What to do →
Pick out each line below containing "được".

=-=-=-=-=

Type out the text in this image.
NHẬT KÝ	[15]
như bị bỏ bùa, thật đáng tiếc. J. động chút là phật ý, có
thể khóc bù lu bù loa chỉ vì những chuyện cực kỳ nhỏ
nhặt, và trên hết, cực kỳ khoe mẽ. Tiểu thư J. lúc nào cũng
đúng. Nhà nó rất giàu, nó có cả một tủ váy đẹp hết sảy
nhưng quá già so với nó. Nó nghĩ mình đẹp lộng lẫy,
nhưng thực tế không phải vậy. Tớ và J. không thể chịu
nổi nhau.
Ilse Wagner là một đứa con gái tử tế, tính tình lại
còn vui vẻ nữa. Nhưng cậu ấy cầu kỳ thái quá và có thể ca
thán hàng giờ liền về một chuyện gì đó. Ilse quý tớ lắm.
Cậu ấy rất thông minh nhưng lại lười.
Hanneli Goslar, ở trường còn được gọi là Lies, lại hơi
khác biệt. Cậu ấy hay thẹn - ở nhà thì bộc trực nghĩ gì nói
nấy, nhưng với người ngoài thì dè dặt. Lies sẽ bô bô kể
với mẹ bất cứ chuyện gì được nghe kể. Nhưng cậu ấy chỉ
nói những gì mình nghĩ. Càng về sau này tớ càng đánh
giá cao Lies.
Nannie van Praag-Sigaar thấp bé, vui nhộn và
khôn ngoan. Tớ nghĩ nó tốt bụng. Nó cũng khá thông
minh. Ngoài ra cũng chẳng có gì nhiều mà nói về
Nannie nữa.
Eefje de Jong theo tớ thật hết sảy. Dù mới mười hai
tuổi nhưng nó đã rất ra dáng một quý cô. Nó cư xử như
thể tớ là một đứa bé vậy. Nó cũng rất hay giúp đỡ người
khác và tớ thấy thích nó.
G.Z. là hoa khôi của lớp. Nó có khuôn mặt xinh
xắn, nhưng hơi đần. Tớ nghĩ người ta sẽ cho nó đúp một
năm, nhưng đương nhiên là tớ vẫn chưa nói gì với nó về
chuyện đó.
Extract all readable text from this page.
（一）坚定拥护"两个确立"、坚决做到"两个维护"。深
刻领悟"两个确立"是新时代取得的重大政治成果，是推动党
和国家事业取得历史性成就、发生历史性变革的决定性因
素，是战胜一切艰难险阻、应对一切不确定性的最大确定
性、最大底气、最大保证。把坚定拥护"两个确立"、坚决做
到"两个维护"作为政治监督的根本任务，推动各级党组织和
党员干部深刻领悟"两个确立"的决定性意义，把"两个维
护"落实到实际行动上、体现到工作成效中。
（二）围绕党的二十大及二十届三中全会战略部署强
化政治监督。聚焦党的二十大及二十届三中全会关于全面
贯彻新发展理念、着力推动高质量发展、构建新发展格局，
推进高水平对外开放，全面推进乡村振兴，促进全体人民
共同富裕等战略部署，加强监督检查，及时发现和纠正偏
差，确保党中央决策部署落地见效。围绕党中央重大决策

=-=-=-=-=

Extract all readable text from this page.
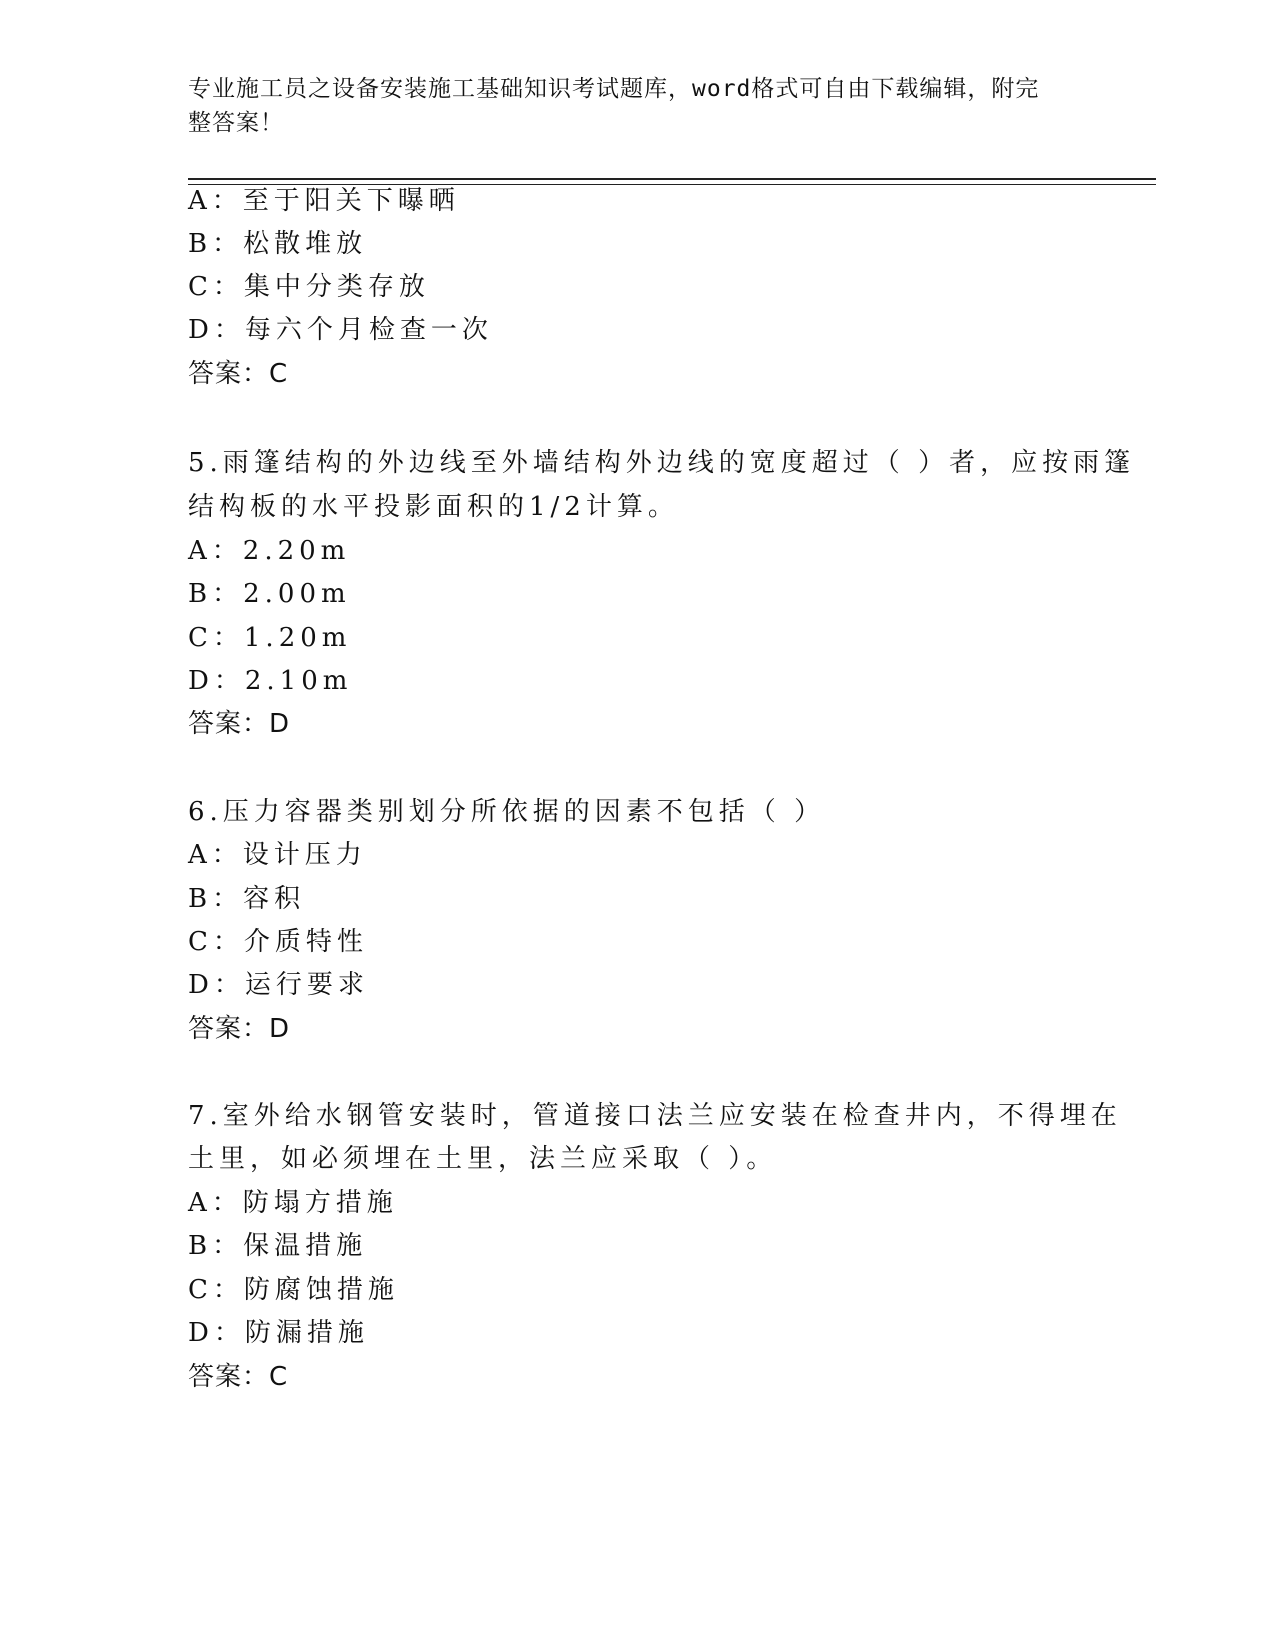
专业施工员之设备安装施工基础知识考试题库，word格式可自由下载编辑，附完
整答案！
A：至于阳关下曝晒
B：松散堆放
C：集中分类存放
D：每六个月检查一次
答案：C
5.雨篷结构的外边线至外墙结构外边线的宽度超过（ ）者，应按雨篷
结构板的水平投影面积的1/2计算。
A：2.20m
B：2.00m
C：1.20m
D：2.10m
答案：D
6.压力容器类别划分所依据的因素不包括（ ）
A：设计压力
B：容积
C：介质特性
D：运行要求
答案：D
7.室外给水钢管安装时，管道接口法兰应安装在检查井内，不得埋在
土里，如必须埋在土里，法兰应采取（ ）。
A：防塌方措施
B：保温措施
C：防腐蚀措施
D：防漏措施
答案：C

=-=-=-=-=

Exercise output →
Hanneli Goslar, ở trường còn được gọi là Lies, lại hơi
với mẹ bất cứ chuyện gì được nghe kể. Nhưng cậu ấy chỉ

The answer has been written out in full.